## Material for this task:
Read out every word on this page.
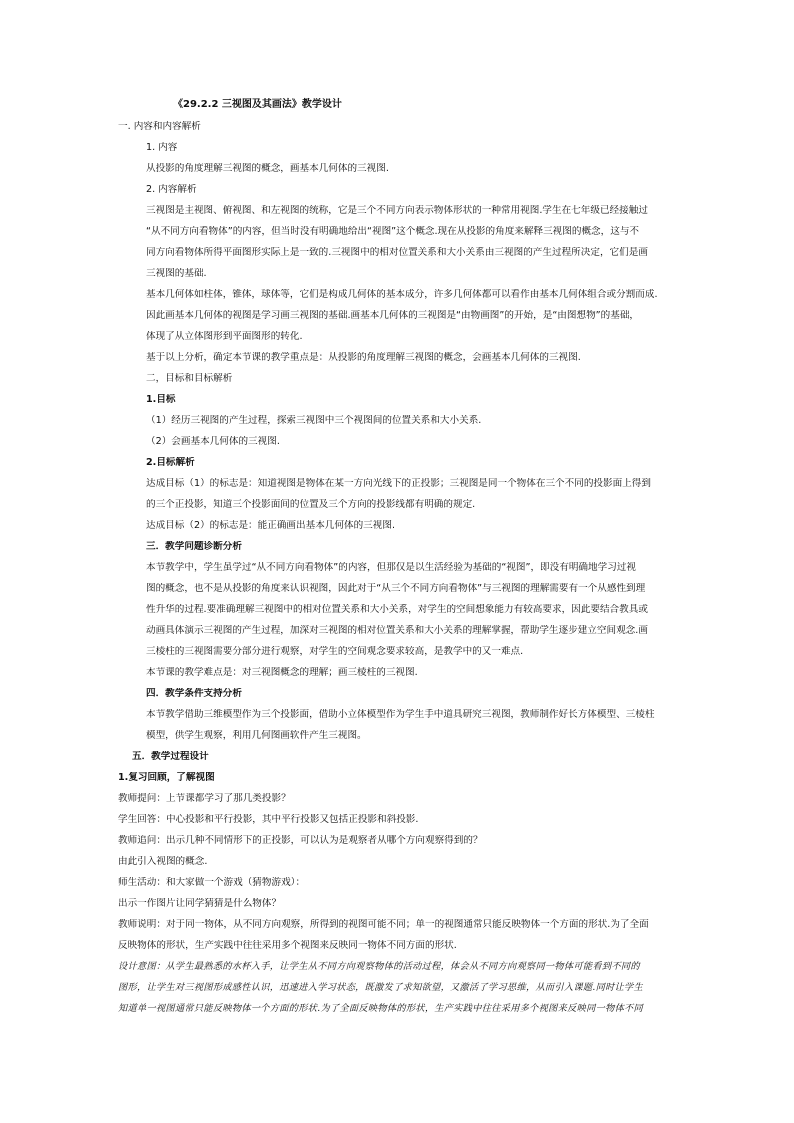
《29.2.2 三视图及其画法》教学设计
一. 内容和内容解析
1. 内容
从投影的角度理解三视图的概念，画基本几何体的三视图.
2. 内容解析
三视图是主视图、俯视图、和左视图的统称，它是三个不同方向表示物体形状的一种常用视图.学生在七年级已经接触过
“从不同方向看物体”的内容，但当时没有明确地给出“视图”这个概念.现在从投影的角度来解释三视图的概念，这与不
同方向看物体所得平面图形实际上是一致的.三视图中的相对位置关系和大小关系由三视图的产生过程所决定，它们是画
三视图的基础.
基本几何体如柱体，锥体，球体等，它们是构成几何体的基本成分，许多几何体都可以看作由基本几何体组合或分割而成.
因此画基本几何体的视图是学习画三视图的基础.画基本几何体的三视图是“由物画图”的开始，是“由图想物”的基础，
体现了从立体图形到平面图形的转化.
基于以上分析，确定本节课的教学重点是：从投影的角度理解三视图的概念，会画基本几何体的三视图.
二，目标和目标解析
1.目标
（1）经历三视图的产生过程，探索三视图中三个视图间的位置关系和大小关系.
（2）会画基本几何体的三视图.
2.目标解析
达成目标（1）的标志是：知道视图是物体在某一方向光线下的正投影；三视图是同一个物体在三个不同的投影面上得到
的三个正投影，知道三个投影面间的位置及三个方向的投影线都有明确的规定.
达成目标（2）的标志是：能正确画出基本几何体的三视图.
三．教学问题诊断分析
本节教学中，学生虽学过“从不同方向看物体”的内容，但那仅是以生活经验为基础的“视图”，即没有明确地学习过视
图的概念，也不是从投影的角度来认识视图，因此对于“从三个不同方向看物体”与三视图的理解需要有一个从感性到理
性升华的过程.要准确理解三视图中的相对位置关系和大小关系，对学生的空间想象能力有较高要求，因此要结合教具或
动画具体演示三视图的产生过程，加深对三视图的相对位置关系和大小关系的理解掌握，帮助学生逐步建立空间观念.画
三棱柱的三视图需要分部分进行观察，对学生的空间观念要求较高，是教学中的又一难点.
本节课的教学难点是：对三视图概念的理解；画三棱柱的三视图.
四．教学条件支持分析
本节教学借助三维模型作为三个投影面，借助小立体模型作为学生手中道具研究三视图，教师制作好长方体模型、三棱柱
模型，供学生观察，利用几何图画软件产生三视图。
五．教学过程设计
1.复习回顾，了解视图
教师提问：上节课都学习了那几类投影？
学生回答：中心投影和平行投影，其中平行投影又包括正投影和斜投影.
教师追问：出示几种不同情形下的正投影，可以认为是观察者从哪个方向观察得到的？
由此引入视图的概念.
师生活动：和大家做一个游戏（猜物游戏）：
出示一作图片让同学猜猜是什么物体？
教师说明：对于同一物体，从不同方向观察，所得到的视图可能不同；单一的视图通常只能反映物体一个方面的形状.为了全面
反映物体的形状，生产实践中往往采用多个视图来反映同一物体不同方面的形状.
设计意图：从学生最熟悉的水杯入手，让学生从不同方向观察物体的活动过程，体会从不同方向观察同一物体可能看到不同的
图形，让学生对三视图形成感性认识，迅速进入学习状态，既激发了求知欲望，又激活了学习思维，从而引入课题.同时让学生
知道单一视图通常只能反映物体一个方面的形状.为了全面反映物体的形状，生产实践中往往采用多个视图来反映同一物体不同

## What you should do:
List the lines of the records where "从投影的角度理解三视图的概念" occurs.

## Task output:
从投影的角度理解三视图的概念，画基本几何体的三视图.
基于以上分析，确定本节课的教学重点是：从投影的角度理解三视图的概念，会画基本几何体的三视图.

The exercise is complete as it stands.